>> Begin DATASET EXTRACT

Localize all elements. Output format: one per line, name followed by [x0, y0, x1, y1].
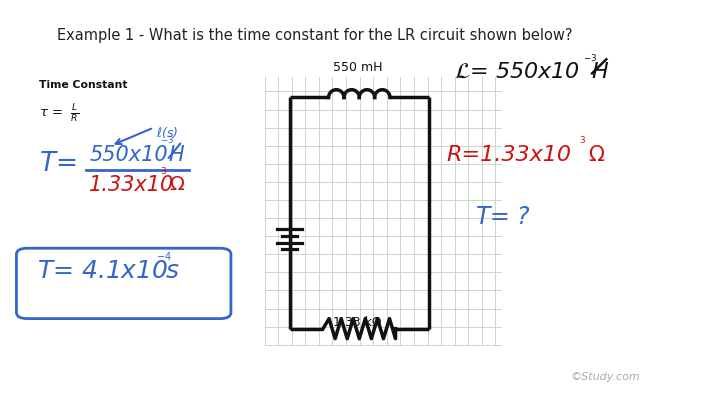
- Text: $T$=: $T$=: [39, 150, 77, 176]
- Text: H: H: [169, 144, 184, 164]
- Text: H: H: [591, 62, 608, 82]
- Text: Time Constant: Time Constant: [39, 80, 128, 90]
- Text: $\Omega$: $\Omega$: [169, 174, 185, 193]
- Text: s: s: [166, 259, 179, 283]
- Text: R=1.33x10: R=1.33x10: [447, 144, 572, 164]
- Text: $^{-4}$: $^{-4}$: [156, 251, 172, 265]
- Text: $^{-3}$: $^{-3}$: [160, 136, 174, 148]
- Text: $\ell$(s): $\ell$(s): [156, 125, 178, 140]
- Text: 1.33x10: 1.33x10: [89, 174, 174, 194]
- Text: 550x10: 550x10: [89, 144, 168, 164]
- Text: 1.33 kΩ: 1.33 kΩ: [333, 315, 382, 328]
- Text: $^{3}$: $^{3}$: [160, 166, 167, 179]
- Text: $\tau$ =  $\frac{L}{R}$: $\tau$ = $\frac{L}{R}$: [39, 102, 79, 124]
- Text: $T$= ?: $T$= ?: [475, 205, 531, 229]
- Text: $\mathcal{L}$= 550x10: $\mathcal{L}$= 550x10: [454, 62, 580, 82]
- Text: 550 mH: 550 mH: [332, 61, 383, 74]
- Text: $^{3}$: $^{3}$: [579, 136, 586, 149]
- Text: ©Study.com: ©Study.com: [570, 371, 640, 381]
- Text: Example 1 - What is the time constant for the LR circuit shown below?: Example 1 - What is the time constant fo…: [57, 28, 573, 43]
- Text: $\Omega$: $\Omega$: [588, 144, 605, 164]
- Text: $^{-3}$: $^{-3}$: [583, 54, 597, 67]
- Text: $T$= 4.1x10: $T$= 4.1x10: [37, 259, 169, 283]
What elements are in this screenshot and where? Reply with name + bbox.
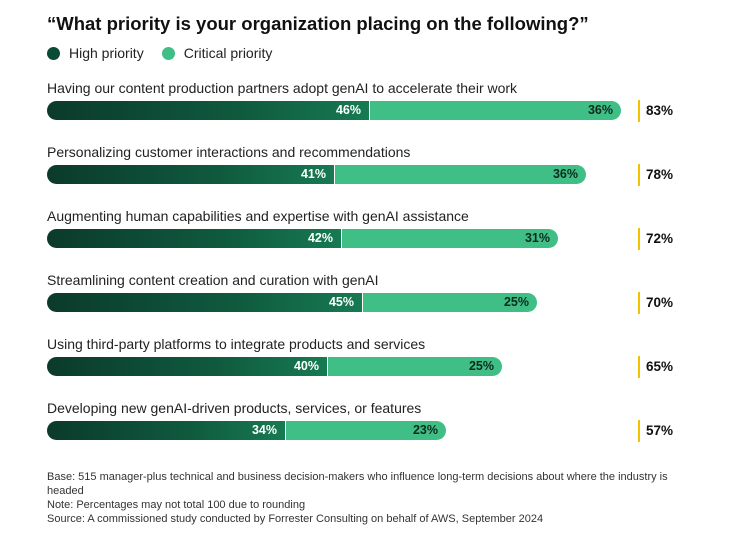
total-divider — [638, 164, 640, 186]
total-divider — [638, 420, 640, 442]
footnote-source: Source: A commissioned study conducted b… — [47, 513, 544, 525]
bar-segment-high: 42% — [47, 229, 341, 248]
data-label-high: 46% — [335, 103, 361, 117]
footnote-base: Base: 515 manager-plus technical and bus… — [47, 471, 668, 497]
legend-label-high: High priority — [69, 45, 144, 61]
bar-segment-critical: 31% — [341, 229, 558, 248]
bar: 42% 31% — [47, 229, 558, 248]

>> End DATASET EXTRACT

▶ REQUIREMENTS
Recast every line of the records above as a Markdown table with the columns Row and Entry, numbering the rows in order and skipping blank lines. Leave the pictures out of the table.

▶ TASK RESPONSE
| Row | Entry |
|---|---|
| 1 | Localize all elements. Output format: one per line, name followed by [x0, y0, x1, y1]. |
| 2 | - Text: $T$=: $T$=: [39, 150, 77, 176] |
| 3 | - Text: H: H: [169, 144, 184, 164] |
| 4 | - Text: H: H: [591, 62, 608, 82] |
| 5 | - Text: Time Constant: Time Constant: [39, 80, 128, 90] |
| 6 | - Text: $\Omega$: $\Omega$: [169, 174, 185, 193] |
| 7 | - Text: s: s: [166, 259, 179, 283] |
| 8 | - Text: R=1.33x10: R=1.33x10: [447, 144, 572, 164] |
| 9 | - Text: $^{-4}$: $^{-4}$: [156, 251, 172, 265] |
| 10 | - Text: $^{-3}$: $^{-3}$: [160, 136, 174, 148] |
| 11 | - Text: $\ell$(s): $\ell$(s): [156, 125, 178, 140] |
| 12 | - Text: 1.33x10: 1.33x10: [89, 174, 174, 194] |
| 13 | - Text: 550x10: 550x10: [89, 144, 168, 164] |
| 14 | - Text: 1.33 kΩ: 1.33 kΩ: [333, 315, 382, 328] |
| 15 | - Text: $^{3}$: $^{3}$: [160, 166, 167, 179] |
| 16 | - Text: $\tau$ =  $\frac{L}{R}$: $\tau$ = $\frac{L}{R}$: [39, 102, 79, 124] |
| 17 | - Text: $T$= ?: $T$= ?: [475, 205, 531, 229] |
| 18 | - Text: $\mathcal{L}$= 550x10: $\mathcal{L}$= 550x10: [454, 62, 580, 82] |
| 19 | - Text: 550 mH: 550 mH: [332, 61, 383, 74] |
| 20 | - Text: $^{3}$: $^{3}$: [579, 136, 586, 149] |
| 21 | - Text: ©Study.com: ©Study.com: [570, 371, 640, 381] |
| 22 | - Text: Example 1 - What is the time constant for the LR circuit shown below?: Example 1 - What is the time constant fo…: [57, 28, 573, 43] |
| 23 | - Text: $\Omega$: $\Omega$: [588, 144, 605, 164] |
| 24 | - Text: $^{-3}$: $^{-3}$: [583, 54, 597, 67] |
| 25 | - Text: $T$= 4.1x10: $T$= 4.1x10: [37, 259, 169, 283] |
| 26 | What elements are in this screenshot and where? Reply with name + bbox. |
| 27 | total-divider — [638, 164, 640, 186] |
| 28 | total-divider — [638, 420, 640, 442] |
| 29 | footnote-source: Source: A commissioned study conducted b… — [47, 513, 544, 525] |
| 30 | bar-segment-high: 42% — [47, 229, 341, 248] |
| 31 | data-label-high: 46% — [335, 103, 361, 117] |
| 32 | footnote-base: Base: 515 manager-plus technical and bus… — [47, 471, 668, 497] |
| 33 | legend-label-high: High priority — [69, 45, 144, 61] |
| 34 | bar-segment-critical: 31% — [341, 229, 558, 248] |
| 35 | bar: 42% 31% — [47, 229, 558, 248] |